**** Data excerpts ****

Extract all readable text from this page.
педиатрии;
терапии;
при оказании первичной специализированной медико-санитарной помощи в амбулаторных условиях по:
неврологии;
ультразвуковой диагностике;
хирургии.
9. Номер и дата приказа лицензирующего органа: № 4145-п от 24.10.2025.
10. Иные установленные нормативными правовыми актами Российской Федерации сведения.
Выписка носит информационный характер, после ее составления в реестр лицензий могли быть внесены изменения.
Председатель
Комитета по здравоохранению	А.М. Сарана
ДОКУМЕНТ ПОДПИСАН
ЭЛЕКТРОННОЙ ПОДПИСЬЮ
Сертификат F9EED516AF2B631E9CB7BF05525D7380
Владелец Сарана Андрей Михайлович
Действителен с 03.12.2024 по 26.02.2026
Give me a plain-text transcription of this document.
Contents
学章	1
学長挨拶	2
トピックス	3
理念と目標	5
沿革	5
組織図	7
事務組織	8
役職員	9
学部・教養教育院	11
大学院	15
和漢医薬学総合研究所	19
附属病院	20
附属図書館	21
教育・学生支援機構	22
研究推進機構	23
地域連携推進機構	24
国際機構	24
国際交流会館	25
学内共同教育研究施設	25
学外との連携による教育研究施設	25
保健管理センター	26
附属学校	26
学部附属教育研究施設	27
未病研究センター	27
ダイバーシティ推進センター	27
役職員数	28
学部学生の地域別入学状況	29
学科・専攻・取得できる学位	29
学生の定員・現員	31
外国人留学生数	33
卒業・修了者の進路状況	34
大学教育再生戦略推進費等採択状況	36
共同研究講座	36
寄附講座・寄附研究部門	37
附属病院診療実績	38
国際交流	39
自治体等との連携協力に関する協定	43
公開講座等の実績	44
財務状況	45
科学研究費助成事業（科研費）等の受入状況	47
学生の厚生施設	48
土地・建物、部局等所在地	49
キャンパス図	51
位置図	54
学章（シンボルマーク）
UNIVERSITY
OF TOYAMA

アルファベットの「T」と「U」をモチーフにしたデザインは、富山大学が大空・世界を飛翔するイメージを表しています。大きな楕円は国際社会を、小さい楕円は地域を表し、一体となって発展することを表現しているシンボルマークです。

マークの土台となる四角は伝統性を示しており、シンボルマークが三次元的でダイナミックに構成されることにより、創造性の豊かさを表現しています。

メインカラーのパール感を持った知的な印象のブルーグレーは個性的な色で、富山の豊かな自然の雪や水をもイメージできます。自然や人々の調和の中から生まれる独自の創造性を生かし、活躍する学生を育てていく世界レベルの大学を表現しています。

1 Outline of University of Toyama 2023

****

Write out the whole listing again. Match it word for word.

- **Solution to this problem**
Extract all readable text from this page.
педиатрии;
терапии;
при оказании первичной специализированной медико-санитарной помощи в амбулаторных условиях по:
неврологии;
ультразвуковой диагностике;
хирургии.
9. Номер и дата приказа лицензирующего органа: № 4145-п от 24.10.2025.
10. Иные установленные нормативными правовыми актами Российской Федерации сведения.
Выписка носит информационный характер, после ее составления в реестр лицензий могли быть внесены изменения.
Председатель
Комитета по здравоохранению	А.М. Сарана
ДОКУМЕНТ ПОДПИСАН
ЭЛЕКТРОННОЙ ПОДПИСЬЮ
Сертификат F9EED516AF2B631E9CB7BF05525D7380
Владелец Сарана Андрей Михайлович
Действителен с 03.12.2024 по 26.02.2026
Give me a plain-text transcription of this document.
Contents
学章	1
学長挨拶	2
トピックス	3
理念と目標	5
沿革	5
組織図	7
事務組織	8
役職員	9
学部・教養教育院	11
大学院	15
和漢医薬学総合研究所	19
附属病院	20
附属図書館	21
教育・学生支援機構	22
研究推進機構	23
地域連携推進機構	24
国際機構	24
国際交流会館	25
学内共同教育研究施設	25
学外との連携による教育研究施設	25
保健管理センター	26
附属学校	26
学部附属教育研究施設	27
未病研究センター	27
ダイバーシティ推進センター	27
役職員数	28
学部学生の地域別入学状況	29
学科・専攻・取得できる学位	29
学生の定員・現員	31
外国人留学生数	33
卒業・修了者の進路状況	34
大学教育再生戦略推進費等採択状況	36
共同研究講座	36
寄附講座・寄附研究部門	37
附属病院診療実績	38
国際交流	39
自治体等との連携協力に関する協定	43
公開講座等の実績	44
財務状況	45
科学研究費助成事業（科研費）等の受入状況	47
学生の厚生施設	48
土地・建物、部局等所在地	49
キャンパス図	51
位置図	54
学章（シンボルマーク）
UNIVERSITY
OF TOYAMA

アルファベットの「T」と「U」をモチーフにしたデザインは、富山大学が大空・世界を飛翔するイメージを表しています。大きな楕円は国際社会を、小さい楕円は地域を表し、一体となって発展することを表現しているシンボルマークです。

マークの土台となる四角は伝統性を示しており、シンボルマークが三次元的でダイナミックに構成されることにより、創造性の豊かさを表現しています。

メインカラーのパール感を持った知的な印象のブルーグレーは個性的な色で、富山の豊かな自然の雪や水をもイメージできます。自然や人々の調和の中から生まれる独自の創造性を生かし、活躍する学生を育てていく世界レベルの大学を表現しています。

1 Outline of University of Toyama 2023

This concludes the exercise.